Items from a data source:
============================================================

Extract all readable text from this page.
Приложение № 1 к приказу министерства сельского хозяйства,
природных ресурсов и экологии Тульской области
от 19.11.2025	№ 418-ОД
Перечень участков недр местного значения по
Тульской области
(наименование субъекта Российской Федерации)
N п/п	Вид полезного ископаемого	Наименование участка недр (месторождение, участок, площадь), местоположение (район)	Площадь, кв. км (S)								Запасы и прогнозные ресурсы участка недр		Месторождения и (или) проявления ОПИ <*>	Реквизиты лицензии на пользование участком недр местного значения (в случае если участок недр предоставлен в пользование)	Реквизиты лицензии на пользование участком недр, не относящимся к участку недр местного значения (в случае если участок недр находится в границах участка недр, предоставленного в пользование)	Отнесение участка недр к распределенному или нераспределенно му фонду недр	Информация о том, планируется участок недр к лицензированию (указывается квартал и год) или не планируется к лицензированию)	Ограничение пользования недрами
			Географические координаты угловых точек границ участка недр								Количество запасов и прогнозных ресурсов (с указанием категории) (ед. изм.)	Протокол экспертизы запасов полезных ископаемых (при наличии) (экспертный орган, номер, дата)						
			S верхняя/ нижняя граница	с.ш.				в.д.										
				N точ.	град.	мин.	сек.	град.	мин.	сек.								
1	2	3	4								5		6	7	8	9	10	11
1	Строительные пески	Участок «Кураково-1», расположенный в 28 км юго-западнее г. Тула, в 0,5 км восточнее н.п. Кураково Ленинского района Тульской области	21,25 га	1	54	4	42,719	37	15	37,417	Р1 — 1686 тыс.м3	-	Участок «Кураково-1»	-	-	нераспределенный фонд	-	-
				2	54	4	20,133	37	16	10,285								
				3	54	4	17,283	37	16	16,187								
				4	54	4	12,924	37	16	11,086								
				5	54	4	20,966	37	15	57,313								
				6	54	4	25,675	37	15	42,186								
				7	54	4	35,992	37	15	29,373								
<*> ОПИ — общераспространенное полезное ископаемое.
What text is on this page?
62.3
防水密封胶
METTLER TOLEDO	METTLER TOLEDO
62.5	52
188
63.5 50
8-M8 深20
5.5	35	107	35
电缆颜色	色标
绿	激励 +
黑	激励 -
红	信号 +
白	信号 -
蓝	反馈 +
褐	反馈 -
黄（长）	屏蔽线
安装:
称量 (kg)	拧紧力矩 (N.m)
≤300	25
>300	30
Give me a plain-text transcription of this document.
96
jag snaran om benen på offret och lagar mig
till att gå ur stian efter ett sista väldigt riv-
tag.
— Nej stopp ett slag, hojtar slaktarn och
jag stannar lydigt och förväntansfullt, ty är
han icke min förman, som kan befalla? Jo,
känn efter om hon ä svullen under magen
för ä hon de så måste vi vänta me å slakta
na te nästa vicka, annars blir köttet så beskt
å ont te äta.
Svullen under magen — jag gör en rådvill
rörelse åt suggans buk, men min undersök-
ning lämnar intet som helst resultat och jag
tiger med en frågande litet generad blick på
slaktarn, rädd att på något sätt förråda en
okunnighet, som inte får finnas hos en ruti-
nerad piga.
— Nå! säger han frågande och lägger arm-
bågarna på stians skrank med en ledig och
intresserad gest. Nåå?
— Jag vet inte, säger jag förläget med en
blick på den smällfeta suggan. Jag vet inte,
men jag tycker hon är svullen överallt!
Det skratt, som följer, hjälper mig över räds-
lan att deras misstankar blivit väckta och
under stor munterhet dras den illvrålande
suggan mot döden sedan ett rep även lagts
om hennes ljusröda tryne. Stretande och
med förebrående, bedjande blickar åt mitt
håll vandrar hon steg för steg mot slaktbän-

============================================================

- Required work -
Using the records above, find and show each line with the string "области".

- The response -
природных ресурсов и экологии Тульской области
Тульской области
1	Строительные пески	Участок «Кураково-1», расположенный в 28 км юго-западнее г. Тула, в 0,5 км восточнее н.п. Кураково Ленинского района Тульской области	21,25 га	1	54	4	42,719	37	15	37,417	Р1 — 1686 тыс.м3	-	Участок «Кураково-1»	-	-	нераспределенный фонд	-	-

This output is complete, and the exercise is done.